======== Reading text

# Ankona Native SUV



## MrFish (Aug 21, 2009)

Anyone have one or been in one? What are your thoughts? Obviously a wet ride in any kind of chop.


----------



## kneedeep (Mar 24, 2010)

go over to microskiff .com they talk about them over there


----------



## barefoot (Nov 3, 2011)

I've been reading about these (on the microskiff site) and they are interesting. I'd also like to hear from any local owners.


----------



## TravelinLight (Jul 7, 2013)

I have been on a SUV 17 and it was a good ride and dry, it WAS** however the narrowest in their lineup. It was a center console and simply set up with a 30 tohatsu. Ran low 30s if I remember correctly. They have upped their prices quiet a bit in the last year because of demand so to say its a great boat for the money is starting to run out of room. While living in NC I spoke with them and almost put a deposit down but changed my mind and went another route. I have friends that have the copperheads and they love them, the shadow cast looks awesome but as soon as someone builds it they seem to put it up for sale. (weird)

If I was going to build a boat it would be an East Cape Caimen, if I was buying another used boat... It would be a Beavertail.


----------



## MaxP (Jan 31, 2008)

I've got an SUV 14 with a 20 HP tohatsu. It is a great skiff, what would you like to know? The skiff will handle choppy inshore conditions, but you will get pounded pretty good. Also, the Native SUV is wider than the shadowcast.


----------



## NoMoSurf (Oct 2, 2007)

kneedeep said:


> go over to microskiff .com they talk about them over there


^^^^What he said^^^^


----------

================
======== Data listing

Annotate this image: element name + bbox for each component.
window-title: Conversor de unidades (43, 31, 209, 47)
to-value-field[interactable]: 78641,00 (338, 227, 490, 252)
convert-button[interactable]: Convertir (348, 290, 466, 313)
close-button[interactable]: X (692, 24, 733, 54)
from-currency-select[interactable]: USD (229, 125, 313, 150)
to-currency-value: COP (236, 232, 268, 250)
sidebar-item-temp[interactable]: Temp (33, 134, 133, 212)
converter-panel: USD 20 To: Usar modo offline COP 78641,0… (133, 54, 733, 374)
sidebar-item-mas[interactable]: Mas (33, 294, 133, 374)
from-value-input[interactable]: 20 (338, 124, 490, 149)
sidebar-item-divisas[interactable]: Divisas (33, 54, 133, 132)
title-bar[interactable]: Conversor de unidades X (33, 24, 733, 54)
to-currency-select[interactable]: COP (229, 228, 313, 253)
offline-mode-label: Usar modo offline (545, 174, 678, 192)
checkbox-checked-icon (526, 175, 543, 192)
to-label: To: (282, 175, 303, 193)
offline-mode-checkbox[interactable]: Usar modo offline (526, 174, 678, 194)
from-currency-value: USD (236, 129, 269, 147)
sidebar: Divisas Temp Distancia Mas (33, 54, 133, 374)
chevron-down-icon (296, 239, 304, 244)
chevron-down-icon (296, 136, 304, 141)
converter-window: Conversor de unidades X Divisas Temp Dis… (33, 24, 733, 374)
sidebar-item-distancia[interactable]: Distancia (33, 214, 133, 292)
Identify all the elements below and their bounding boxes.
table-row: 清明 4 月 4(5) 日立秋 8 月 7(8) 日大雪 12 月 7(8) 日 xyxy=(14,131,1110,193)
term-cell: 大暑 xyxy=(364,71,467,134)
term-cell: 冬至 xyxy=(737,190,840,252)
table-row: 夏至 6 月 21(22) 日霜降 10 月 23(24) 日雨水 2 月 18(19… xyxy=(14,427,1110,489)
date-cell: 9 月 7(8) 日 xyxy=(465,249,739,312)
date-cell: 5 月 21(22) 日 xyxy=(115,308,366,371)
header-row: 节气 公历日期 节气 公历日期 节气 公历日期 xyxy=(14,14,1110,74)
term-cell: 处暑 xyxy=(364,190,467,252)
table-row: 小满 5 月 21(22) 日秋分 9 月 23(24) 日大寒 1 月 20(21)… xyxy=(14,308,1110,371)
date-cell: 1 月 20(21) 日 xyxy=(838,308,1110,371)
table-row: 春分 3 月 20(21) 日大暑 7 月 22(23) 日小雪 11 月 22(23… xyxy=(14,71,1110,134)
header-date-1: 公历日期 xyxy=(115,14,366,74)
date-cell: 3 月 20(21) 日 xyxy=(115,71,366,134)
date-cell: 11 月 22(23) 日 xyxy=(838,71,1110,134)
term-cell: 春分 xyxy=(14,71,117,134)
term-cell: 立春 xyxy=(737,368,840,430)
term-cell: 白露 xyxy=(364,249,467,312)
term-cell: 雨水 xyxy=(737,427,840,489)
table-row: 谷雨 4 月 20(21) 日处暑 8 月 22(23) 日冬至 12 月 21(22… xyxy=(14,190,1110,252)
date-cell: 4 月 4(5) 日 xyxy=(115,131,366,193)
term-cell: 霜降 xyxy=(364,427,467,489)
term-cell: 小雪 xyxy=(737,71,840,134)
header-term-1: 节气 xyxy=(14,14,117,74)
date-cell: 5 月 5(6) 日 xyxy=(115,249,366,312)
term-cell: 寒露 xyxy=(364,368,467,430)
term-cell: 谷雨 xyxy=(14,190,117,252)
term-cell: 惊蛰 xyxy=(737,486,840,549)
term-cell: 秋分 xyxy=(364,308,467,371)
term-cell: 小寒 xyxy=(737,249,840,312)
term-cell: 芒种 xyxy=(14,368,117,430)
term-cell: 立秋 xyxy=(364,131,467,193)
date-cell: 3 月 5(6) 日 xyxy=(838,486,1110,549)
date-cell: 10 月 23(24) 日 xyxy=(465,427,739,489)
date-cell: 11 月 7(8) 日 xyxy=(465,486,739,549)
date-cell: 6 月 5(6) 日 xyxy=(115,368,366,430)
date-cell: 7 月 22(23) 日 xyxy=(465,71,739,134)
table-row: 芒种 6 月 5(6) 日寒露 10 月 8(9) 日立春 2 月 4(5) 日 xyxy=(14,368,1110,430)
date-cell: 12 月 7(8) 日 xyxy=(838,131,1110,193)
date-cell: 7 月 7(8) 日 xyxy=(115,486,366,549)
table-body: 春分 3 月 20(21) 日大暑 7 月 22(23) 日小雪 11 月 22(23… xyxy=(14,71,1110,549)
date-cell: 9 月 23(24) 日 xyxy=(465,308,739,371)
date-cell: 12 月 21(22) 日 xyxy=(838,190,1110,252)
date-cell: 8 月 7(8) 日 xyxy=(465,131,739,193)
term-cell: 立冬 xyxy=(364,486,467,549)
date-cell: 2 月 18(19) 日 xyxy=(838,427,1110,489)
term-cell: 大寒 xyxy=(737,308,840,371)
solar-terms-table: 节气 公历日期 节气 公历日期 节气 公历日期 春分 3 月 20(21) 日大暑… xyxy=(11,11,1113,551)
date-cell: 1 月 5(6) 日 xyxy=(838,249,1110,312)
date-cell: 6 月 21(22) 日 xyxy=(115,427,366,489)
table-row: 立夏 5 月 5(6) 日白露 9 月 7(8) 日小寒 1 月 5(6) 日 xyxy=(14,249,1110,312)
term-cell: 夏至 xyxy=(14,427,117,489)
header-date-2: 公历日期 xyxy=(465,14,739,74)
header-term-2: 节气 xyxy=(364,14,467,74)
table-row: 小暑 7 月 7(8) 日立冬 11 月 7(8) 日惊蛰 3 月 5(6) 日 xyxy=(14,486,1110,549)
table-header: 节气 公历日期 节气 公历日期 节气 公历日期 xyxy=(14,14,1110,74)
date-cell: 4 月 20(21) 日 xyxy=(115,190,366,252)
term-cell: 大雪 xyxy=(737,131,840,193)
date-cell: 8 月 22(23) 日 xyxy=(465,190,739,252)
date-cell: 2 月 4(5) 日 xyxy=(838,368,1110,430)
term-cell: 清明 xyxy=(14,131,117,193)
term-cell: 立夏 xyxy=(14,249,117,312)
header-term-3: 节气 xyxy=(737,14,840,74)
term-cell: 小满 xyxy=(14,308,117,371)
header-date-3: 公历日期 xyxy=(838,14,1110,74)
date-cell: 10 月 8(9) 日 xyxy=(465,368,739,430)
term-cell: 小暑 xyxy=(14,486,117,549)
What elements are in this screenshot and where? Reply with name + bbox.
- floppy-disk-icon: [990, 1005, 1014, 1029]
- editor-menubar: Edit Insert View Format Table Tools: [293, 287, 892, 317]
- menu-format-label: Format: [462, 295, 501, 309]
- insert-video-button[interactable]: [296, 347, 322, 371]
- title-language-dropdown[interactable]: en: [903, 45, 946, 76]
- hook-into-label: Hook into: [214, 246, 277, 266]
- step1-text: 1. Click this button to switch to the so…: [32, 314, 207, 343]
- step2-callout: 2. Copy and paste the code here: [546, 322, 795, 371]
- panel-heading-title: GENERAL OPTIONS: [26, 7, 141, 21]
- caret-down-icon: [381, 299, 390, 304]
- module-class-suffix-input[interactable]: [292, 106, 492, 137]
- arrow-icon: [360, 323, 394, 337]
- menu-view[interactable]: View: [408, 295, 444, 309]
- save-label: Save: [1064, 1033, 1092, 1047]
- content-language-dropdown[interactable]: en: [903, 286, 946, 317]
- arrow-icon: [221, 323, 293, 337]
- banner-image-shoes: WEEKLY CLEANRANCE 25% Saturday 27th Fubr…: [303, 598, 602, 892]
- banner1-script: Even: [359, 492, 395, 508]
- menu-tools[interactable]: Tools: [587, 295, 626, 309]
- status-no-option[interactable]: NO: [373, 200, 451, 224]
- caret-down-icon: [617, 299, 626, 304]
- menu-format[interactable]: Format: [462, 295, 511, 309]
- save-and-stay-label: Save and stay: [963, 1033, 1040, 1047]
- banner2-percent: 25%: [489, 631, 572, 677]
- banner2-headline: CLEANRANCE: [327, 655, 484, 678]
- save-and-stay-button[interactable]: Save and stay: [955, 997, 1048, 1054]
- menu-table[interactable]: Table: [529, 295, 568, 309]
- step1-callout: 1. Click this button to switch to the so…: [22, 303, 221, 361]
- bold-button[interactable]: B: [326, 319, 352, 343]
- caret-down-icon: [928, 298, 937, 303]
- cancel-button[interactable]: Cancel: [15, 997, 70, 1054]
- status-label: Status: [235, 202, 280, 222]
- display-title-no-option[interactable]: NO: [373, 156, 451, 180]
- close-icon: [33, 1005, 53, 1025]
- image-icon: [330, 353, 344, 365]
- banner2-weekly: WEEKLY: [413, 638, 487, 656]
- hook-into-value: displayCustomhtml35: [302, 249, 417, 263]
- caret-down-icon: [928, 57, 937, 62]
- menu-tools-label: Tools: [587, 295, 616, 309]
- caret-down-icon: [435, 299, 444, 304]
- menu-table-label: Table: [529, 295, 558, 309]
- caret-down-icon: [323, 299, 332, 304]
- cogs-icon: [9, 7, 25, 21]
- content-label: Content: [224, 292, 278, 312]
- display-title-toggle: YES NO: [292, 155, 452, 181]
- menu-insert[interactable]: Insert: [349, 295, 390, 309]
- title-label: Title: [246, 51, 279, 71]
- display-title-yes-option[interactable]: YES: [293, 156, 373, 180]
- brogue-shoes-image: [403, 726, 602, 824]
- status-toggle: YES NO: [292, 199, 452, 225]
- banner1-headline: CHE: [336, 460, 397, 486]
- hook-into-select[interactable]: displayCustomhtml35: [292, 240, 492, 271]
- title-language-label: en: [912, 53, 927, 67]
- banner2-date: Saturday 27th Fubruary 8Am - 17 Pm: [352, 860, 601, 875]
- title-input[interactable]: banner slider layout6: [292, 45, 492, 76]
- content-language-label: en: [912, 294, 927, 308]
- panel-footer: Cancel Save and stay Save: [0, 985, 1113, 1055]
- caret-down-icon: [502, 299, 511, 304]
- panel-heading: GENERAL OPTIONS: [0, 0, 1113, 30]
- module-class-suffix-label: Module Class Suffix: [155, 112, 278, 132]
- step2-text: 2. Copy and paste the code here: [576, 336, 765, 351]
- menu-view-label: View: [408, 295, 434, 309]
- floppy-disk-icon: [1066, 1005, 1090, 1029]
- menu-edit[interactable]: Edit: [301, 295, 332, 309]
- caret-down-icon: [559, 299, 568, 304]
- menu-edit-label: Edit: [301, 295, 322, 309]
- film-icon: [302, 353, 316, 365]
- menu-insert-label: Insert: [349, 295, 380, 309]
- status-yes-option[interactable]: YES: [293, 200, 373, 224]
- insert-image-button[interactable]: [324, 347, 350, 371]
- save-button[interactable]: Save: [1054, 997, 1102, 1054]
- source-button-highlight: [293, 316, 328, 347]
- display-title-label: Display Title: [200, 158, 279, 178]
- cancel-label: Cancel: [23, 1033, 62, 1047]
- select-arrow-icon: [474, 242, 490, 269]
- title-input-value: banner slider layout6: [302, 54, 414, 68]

================

> **Goal 1**: From the Ankona Native SUV thread, extract the passage between "## MaxP (Jan" and "(Oct 2, 2007)", inclusive.
> **Goal 2**: According to the Ankona Native SUV thread, why is it becoming harder to call the SUV a great boat for the money? Answer in one to three sentences.
> **Goal 3**: In the Ankona Native SUV thread, what motor does MaxP have on the SUV 14?

> **Reply 1**:
## MaxP (Jan 31, 2008)

I've got an SUV 14 with a 20 HP tohatsu. It is a great skiff, what would you like to know? The skiff will handle choppy inshore conditions, but you will get pounded pretty good. Also, the Native SUV is wider than the shadowcast.


----------



## NoMoSurf (Oct 2, 2007)

> **Reply 2**: Ankona has raised its prices considerably over the last year because of demand. As a result, the claim that it is a great boat for the money is starting to run out of room.

> **Reply 3**: A 20 HP Tohatsu.